Set task |
Each entry below should be echoed exactly, with pictures omitted.

___

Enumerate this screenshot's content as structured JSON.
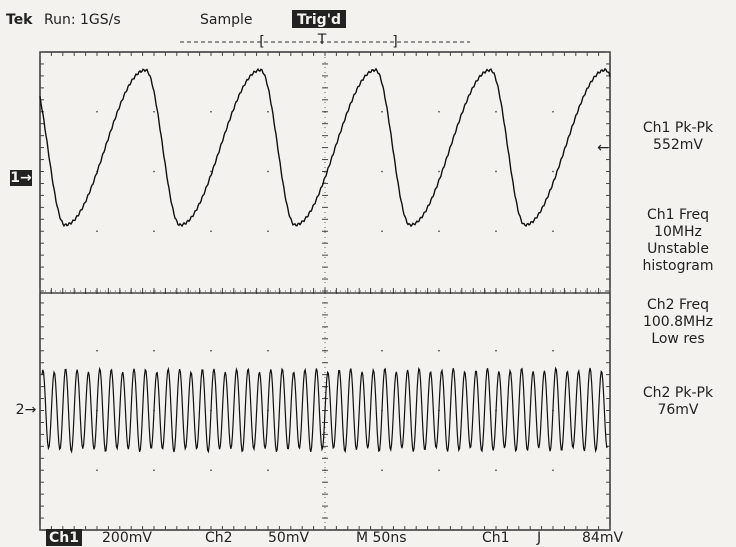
{
  "header": {
    "brand": "Tek",
    "run": "Run: 1GS/s",
    "mode": "Sample",
    "trigger_status": "Trig'd",
    "bracket_left": "[",
    "trigger_position": "T",
    "bracket_right": "]"
  },
  "markers": {
    "ch1": "1→",
    "ch2": "2→",
    "trigger_level": "←"
  },
  "measurements": [
    {
      "lines": [
        "Ch1 Pk-Pk",
        "552mV"
      ]
    },
    {
      "lines": [
        "Ch1 Freq",
        "10MHz",
        "Unstable",
        "histogram"
      ]
    },
    {
      "lines": [
        "Ch2 Freq",
        "100.8MHz",
        "Low res"
      ]
    },
    {
      "lines": [
        "Ch2 Pk-Pk",
        "76mV"
      ]
    }
  ],
  "status_bar": {
    "ch1": "Ch1",
    "ch1_scale": "200mV",
    "ch2": "Ch2",
    "ch2_scale": "50mV",
    "timebase": "M 50ns",
    "trigger_source": "Ch1",
    "trigger_slope": "J",
    "trigger_level": "84mV"
  }
}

___

Answer for the task |
Enumerate this screenshot's content as structured JSON.
{
  "header": {
    "brand": "Tek",
    "run": "Run: 1GS/s",
    "mode": "Sample",
    "trigger_status": "Trig'd",
    "bracket_left": "[",
    "trigger_position": "T",
    "bracket_right": "]"
  },
  "markers": {
    "ch1": "1→",
    "ch2": "2→",
    "trigger_level": "←"
  },
  "measurements": [
    {
      "lines": [
        "Ch1 Pk-Pk",
        "552mV"
      ]
    },
    {
      "lines": [
        "Ch1 Freq",
        "10MHz",
        "Unstable",
        "histogram"
      ]
    },
    {
      "lines": [
        "Ch2 Freq",
        "100.8MHz",
        "Low res"
      ]
    },
    {
      "lines": [
        "Ch2 Pk-Pk",
        "76mV"
      ]
    }
  ],
  "status_bar": {
    "ch1": "Ch1",
    "ch1_scale": "200mV",
    "ch2": "Ch2",
    "ch2_scale": "50mV",
    "timebase": "M 50ns",
    "trigger_source": "Ch1",
    "trigger_slope": "J",
    "trigger_level": "84mV"
  }
}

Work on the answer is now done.